Search the material and gather each line with "name" in it.

───── INFORMATION SUPPLIED ─────

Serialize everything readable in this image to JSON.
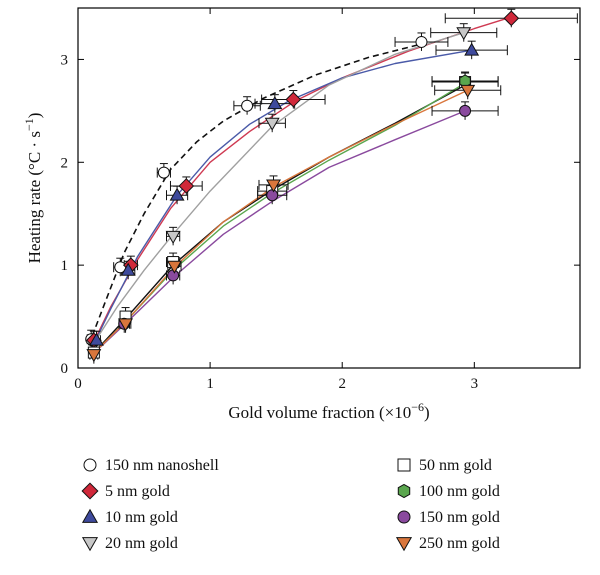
{
  "chart_data": {
    "type": "scatter",
    "xlabel_prefix": "Gold volume fraction (×10",
    "xlabel_exp": "−6",
    "xlabel_suffix": ")",
    "ylabel_main": "Heating rate (°C · s",
    "ylabel_exp": "−1",
    "ylabel_suffix": ")",
    "xlim": [
      0,
      3.8
    ],
    "ylim": [
      0,
      3.5
    ],
    "xticks": [
      0,
      1,
      2,
      3
    ],
    "yticks": [
      0,
      1,
      2,
      3
    ],
    "legend_position": "below",
    "series": [
      {
        "name": "150 nm nanoshell",
        "marker": "circle",
        "fill": "#ffffff",
        "curve_color": "#111111",
        "dashed": true,
        "points": [
          {
            "x": 0.1,
            "y": 0.28,
            "xerr": 0.03
          },
          {
            "x": 0.32,
            "y": 0.98,
            "xerr": 0.05
          },
          {
            "x": 0.65,
            "y": 1.9,
            "xerr": 0.05
          },
          {
            "x": 1.28,
            "y": 2.55,
            "xerr": 0.1
          },
          {
            "x": 2.6,
            "y": 3.17,
            "xerr": 0.2
          }
        ],
        "curve": [
          [
            0.08,
            0.22
          ],
          [
            0.2,
            0.62
          ],
          [
            0.35,
            1.12
          ],
          [
            0.5,
            1.5
          ],
          [
            0.7,
            1.93
          ],
          [
            0.9,
            2.2
          ],
          [
            1.1,
            2.4
          ],
          [
            1.4,
            2.62
          ],
          [
            1.8,
            2.85
          ],
          [
            2.2,
            3.02
          ],
          [
            2.6,
            3.15
          ]
        ]
      },
      {
        "name": "5 nm gold",
        "marker": "diamond",
        "fill": "#d0283a",
        "curve_color": "#cf3a52",
        "dashed": false,
        "points": [
          {
            "x": 0.12,
            "y": 0.27,
            "xerr": 0.03
          },
          {
            "x": 0.4,
            "y": 1.0,
            "xerr": 0.05
          },
          {
            "x": 0.82,
            "y": 1.77,
            "xerr": 0.12
          },
          {
            "x": 1.63,
            "y": 2.61,
            "xerr": 0.24
          },
          {
            "x": 3.28,
            "y": 3.4,
            "xerr": 0.5
          }
        ],
        "curve": [
          [
            0.1,
            0.2
          ],
          [
            0.25,
            0.6
          ],
          [
            0.45,
            1.05
          ],
          [
            0.7,
            1.55
          ],
          [
            1.0,
            2.0
          ],
          [
            1.3,
            2.3
          ],
          [
            1.65,
            2.6
          ],
          [
            2.0,
            2.82
          ],
          [
            2.5,
            3.08
          ],
          [
            3.0,
            3.3
          ],
          [
            3.3,
            3.42
          ]
        ]
      },
      {
        "name": "10 nm gold",
        "marker": "triangle-up",
        "fill": "#3e4a9c",
        "curve_color": "#4a5aa8",
        "dashed": false,
        "points": [
          {
            "x": 0.14,
            "y": 0.27,
            "xerr": 0.03
          },
          {
            "x": 0.38,
            "y": 0.95,
            "xerr": 0.05
          },
          {
            "x": 0.75,
            "y": 1.68,
            "xerr": 0.08
          },
          {
            "x": 1.49,
            "y": 2.57,
            "xerr": 0.15
          },
          {
            "x": 2.98,
            "y": 3.09,
            "xerr": 0.27
          }
        ],
        "curve": [
          [
            0.1,
            0.18
          ],
          [
            0.25,
            0.58
          ],
          [
            0.45,
            1.08
          ],
          [
            0.75,
            1.68
          ],
          [
            1.0,
            2.05
          ],
          [
            1.3,
            2.37
          ],
          [
            1.6,
            2.6
          ],
          [
            2.0,
            2.82
          ],
          [
            2.4,
            2.96
          ],
          [
            2.98,
            3.09
          ]
        ]
      },
      {
        "name": "20 nm gold",
        "marker": "triangle-down",
        "fill": "#c8c8c8",
        "curve_color": "#a0a0a0",
        "dashed": false,
        "points": [
          {
            "x": 0.72,
            "y": 1.28,
            "xerr": 0.05
          },
          {
            "x": 1.47,
            "y": 2.38,
            "xerr": 0.1
          },
          {
            "x": 2.92,
            "y": 3.26,
            "xerr": 0.25
          }
        ],
        "curve": [
          [
            0.1,
            0.2
          ],
          [
            0.3,
            0.6
          ],
          [
            0.5,
            0.95
          ],
          [
            0.72,
            1.3
          ],
          [
            1.0,
            1.72
          ],
          [
            1.47,
            2.35
          ],
          [
            1.9,
            2.75
          ],
          [
            2.4,
            3.05
          ],
          [
            2.92,
            3.26
          ]
        ]
      },
      {
        "name": "50 nm gold",
        "marker": "square",
        "fill": "#ffffff",
        "curve_color": "#111111",
        "dashed": false,
        "points": [
          {
            "x": 0.12,
            "y": 0.15,
            "xerr": 0.03
          },
          {
            "x": 0.36,
            "y": 0.5,
            "xerr": 0.04
          },
          {
            "x": 0.72,
            "y": 1.03,
            "xerr": 0.05
          },
          {
            "x": 1.47,
            "y": 1.72,
            "xerr": 0.11
          },
          {
            "x": 2.93,
            "y": 2.78,
            "xerr": 0.25
          }
        ],
        "curve": [
          [
            0.1,
            0.12
          ],
          [
            0.36,
            0.48
          ],
          [
            0.72,
            1.0
          ],
          [
            1.1,
            1.42
          ],
          [
            1.47,
            1.73
          ],
          [
            1.9,
            2.05
          ],
          [
            2.4,
            2.38
          ],
          [
            2.93,
            2.75
          ]
        ]
      },
      {
        "name": "100 nm gold",
        "marker": "hexagon",
        "fill": "#5aa64e",
        "curve_color": "#5aa64e",
        "dashed": false,
        "points": [
          {
            "x": 2.93,
            "y": 2.79,
            "xerr": 0.25
          }
        ],
        "curve": [
          [
            0.1,
            0.12
          ],
          [
            0.36,
            0.45
          ],
          [
            0.72,
            0.95
          ],
          [
            1.1,
            1.38
          ],
          [
            1.47,
            1.7
          ],
          [
            1.9,
            2.02
          ],
          [
            2.4,
            2.36
          ],
          [
            2.93,
            2.77
          ]
        ]
      },
      {
        "name": "150 nm gold",
        "marker": "circle",
        "fill": "#8a4a9e",
        "curve_color": "#8a4a9e",
        "dashed": false,
        "points": [
          {
            "x": 0.35,
            "y": 0.43,
            "xerr": 0.04
          },
          {
            "x": 0.72,
            "y": 0.9,
            "xerr": 0.05
          },
          {
            "x": 1.47,
            "y": 1.68,
            "xerr": 0.11
          },
          {
            "x": 2.93,
            "y": 2.5,
            "xerr": 0.25
          }
        ],
        "curve": [
          [
            0.1,
            0.12
          ],
          [
            0.35,
            0.42
          ],
          [
            0.72,
            0.88
          ],
          [
            1.1,
            1.3
          ],
          [
            1.47,
            1.62
          ],
          [
            1.9,
            1.95
          ],
          [
            2.4,
            2.22
          ],
          [
            2.93,
            2.5
          ]
        ]
      },
      {
        "name": "250 nm gold",
        "marker": "triangle-down",
        "fill": "#d9763c",
        "curve_color": "#d9763c",
        "dashed": false,
        "points": [
          {
            "x": 0.12,
            "y": 0.13,
            "xerr": 0.03
          },
          {
            "x": 0.36,
            "y": 0.43,
            "xerr": 0.04
          },
          {
            "x": 0.73,
            "y": 0.99,
            "xerr": 0.05
          },
          {
            "x": 1.48,
            "y": 1.78,
            "xerr": 0.11
          },
          {
            "x": 2.95,
            "y": 2.7,
            "xerr": 0.25
          }
        ],
        "curve": [
          [
            0.1,
            0.12
          ],
          [
            0.36,
            0.45
          ],
          [
            0.73,
            0.98
          ],
          [
            1.1,
            1.42
          ],
          [
            1.48,
            1.76
          ],
          [
            1.9,
            2.05
          ],
          [
            2.4,
            2.37
          ],
          [
            2.95,
            2.7
          ]
        ]
      }
    ]
  }
}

─────

FINAL ANSWER:
        "name": "150 nm nanoshell",
        "name": "5 nm gold",
        "name": "10 nm gold",
        "name": "20 nm gold",
        "name": "50 nm gold",
        "name": "100 nm gold",
        "name": "150 nm gold",
        "name": "250 nm gold",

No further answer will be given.